— Start of Material —

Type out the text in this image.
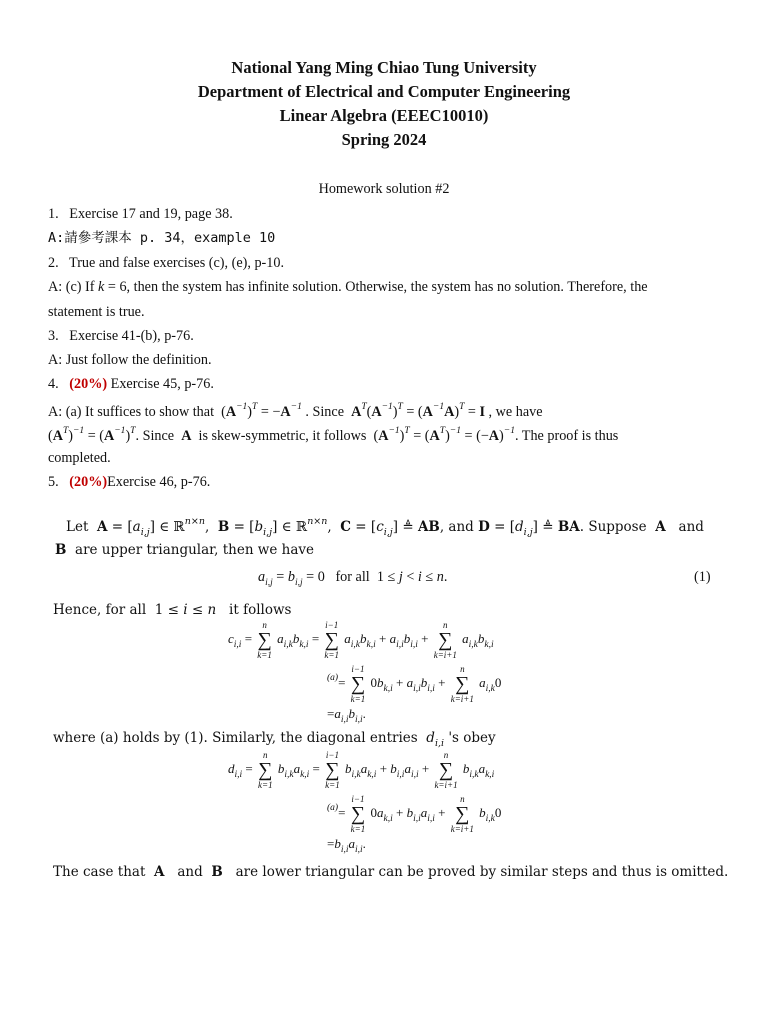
National Yang Ming Chiao Tung University
Department of Electrical and Computer Engineering
Linear Algebra (EEEC10010)
Spring 2024
Homework solution #2
1. Exercise 17 and 19, page 38.
A:請參考課本 p. 34，example 10
2. True and false exercises (c), (e), p-10.
A: (c) If k = 6, then the system has infinite solution. Otherwise, the system has no solution. Therefore, the
statement is true.
3. Exercise 41-(b), p-76.
A: Just follow the definition.
4. (20%) Exercise 45, p-76.
A: (a) It suffices to show that $(A^{-1})^T = -A^{-1}$ . Since $A^T(A^{-1})^T = (A^{-1}A)^T = I$ , we have
$(A^T)^{-1} = (A^{-1})^T$. Since A is skew-symmetric, it follows $(A^{-1})^T = (A^T)^{-1} = (-A)^{-1}$. The proof is thus
completed.
5. (20%)Exercise 46, p-76.
Let $A = [a_{i,j}]$ ∈ ℝ$^{n\times n}$,  $B = [b_{i,j}]$ ∈ ℝ$^{n\times n}$,  $C = [c_{i,j}]$ ≜ AB, and $D = [d_{i,j}]$ ≜ BA. Suppose A and
B are upper triangular, then we have
$a_{i,j} = b_{i,j} = 0$   for all  1 ≤ j < i ≤ n.	(1)
Hence, for all  1 ≤ i ≤ n it follows
$c_{i,i}$ =
n
∑
k=1
$a_{i,k}b_{k,i}$ =
i−1
∑
k=1
$a_{i,k}b_{k,i} + a_{i,i}b_{i,i}$ +
n
∑
k=i+1
$a_{i,k}b_{k,i}$
$^{(a)}$=
i−1
∑
k=1
$0b_{k,i} + a_{i,i}b_{i,i}$ +
n
∑
k=i+1
$a_{i,k}0$
$=a_{i,i}b_{i,i}$.
where (a) holds by (1). Similarly, the diagonal entries $d_{i,i}$ 's obey
$d_{i,i}$ =
n
∑
k=1
$b_{i,k}a_{k,i}$ =
i−1
∑
k=1
$b_{i,k}a_{k,i} + b_{i,i}a_{i,i}$ +
n
∑
k=i+1
$b_{i,k}a_{k,i}$
$^{(a)}$=
i−1
∑
k=1
$0a_{k,i} + b_{i,i}a_{i,i}$ +
n
∑
k=i+1
$b_{i,k}0$
$=b_{i,i}a_{i,i}$.
The case that A and B are lower triangular can be proved by similar steps and thus is omitted.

— End of Material —

**Task statement:**
Exclude the pictures and transcribe all of the entries exactly.

**Result below:**
Type out the text in this image.
National Yang Ming Chiao Tung University
Department of Electrical and Computer Engineering
Linear Algebra (EEEC10010)
Spring 2024
Homework solution #2
1. Exercise 17 and 19, page 38.
A:請參考課本 p. 34，example 10
2. True and false exercises (c), (e), p-10.
A: (c) If k = 6, then the system has infinite solution. Otherwise, the system has no solution. Therefore, the
statement is true.
3. Exercise 41-(b), p-76.
A: Just follow the definition.
4. (20%) Exercise 45, p-76.
A: (a) It suffices to show that $(A^{-1})^T = -A^{-1}$ . Since $A^T(A^{-1})^T = (A^{-1}A)^T = I$ , we have
$(A^T)^{-1} = (A^{-1})^T$. Since A is skew-symmetric, it follows $(A^{-1})^T = (A^T)^{-1} = (-A)^{-1}$. The proof is thus
completed.
5. (20%)Exercise 46, p-76.
Let $A = [a_{i,j}]$ ∈ ℝ$^{n\times n}$,  $B = [b_{i,j}]$ ∈ ℝ$^{n\times n}$,  $C = [c_{i,j}]$ ≜ AB, and $D = [d_{i,j}]$ ≜ BA. Suppose A and
B are upper triangular, then we have
$a_{i,j} = b_{i,j} = 0$   for all  1 ≤ j < i ≤ n.	(1)
Hence, for all  1 ≤ i ≤ n it follows
$c_{i,i}$ =
n
∑
k=1
$a_{i,k}b_{k,i}$ =
i−1
∑
k=1
$a_{i,k}b_{k,i} + a_{i,i}b_{i,i}$ +
n
∑
k=i+1
$a_{i,k}b_{k,i}$
$^{(a)}$=
i−1
∑
k=1
$0b_{k,i} + a_{i,i}b_{i,i}$ +
n
∑
k=i+1
$a_{i,k}0$
$=a_{i,i}b_{i,i}$.
where (a) holds by (1). Similarly, the diagonal entries $d_{i,i}$ 's obey
$d_{i,i}$ =
n
∑
k=1
$b_{i,k}a_{k,i}$ =
i−1
∑
k=1
$b_{i,k}a_{k,i} + b_{i,i}a_{i,i}$ +
n
∑
k=i+1
$b_{i,k}a_{k,i}$
$^{(a)}$=
i−1
∑
k=1
$0a_{k,i} + b_{i,i}a_{i,i}$ +
n
∑
k=i+1
$b_{i,k}0$
$=b_{i,i}a_{i,i}$.
The case that A and B are lower triangular can be proved by similar steps and thus is omitted.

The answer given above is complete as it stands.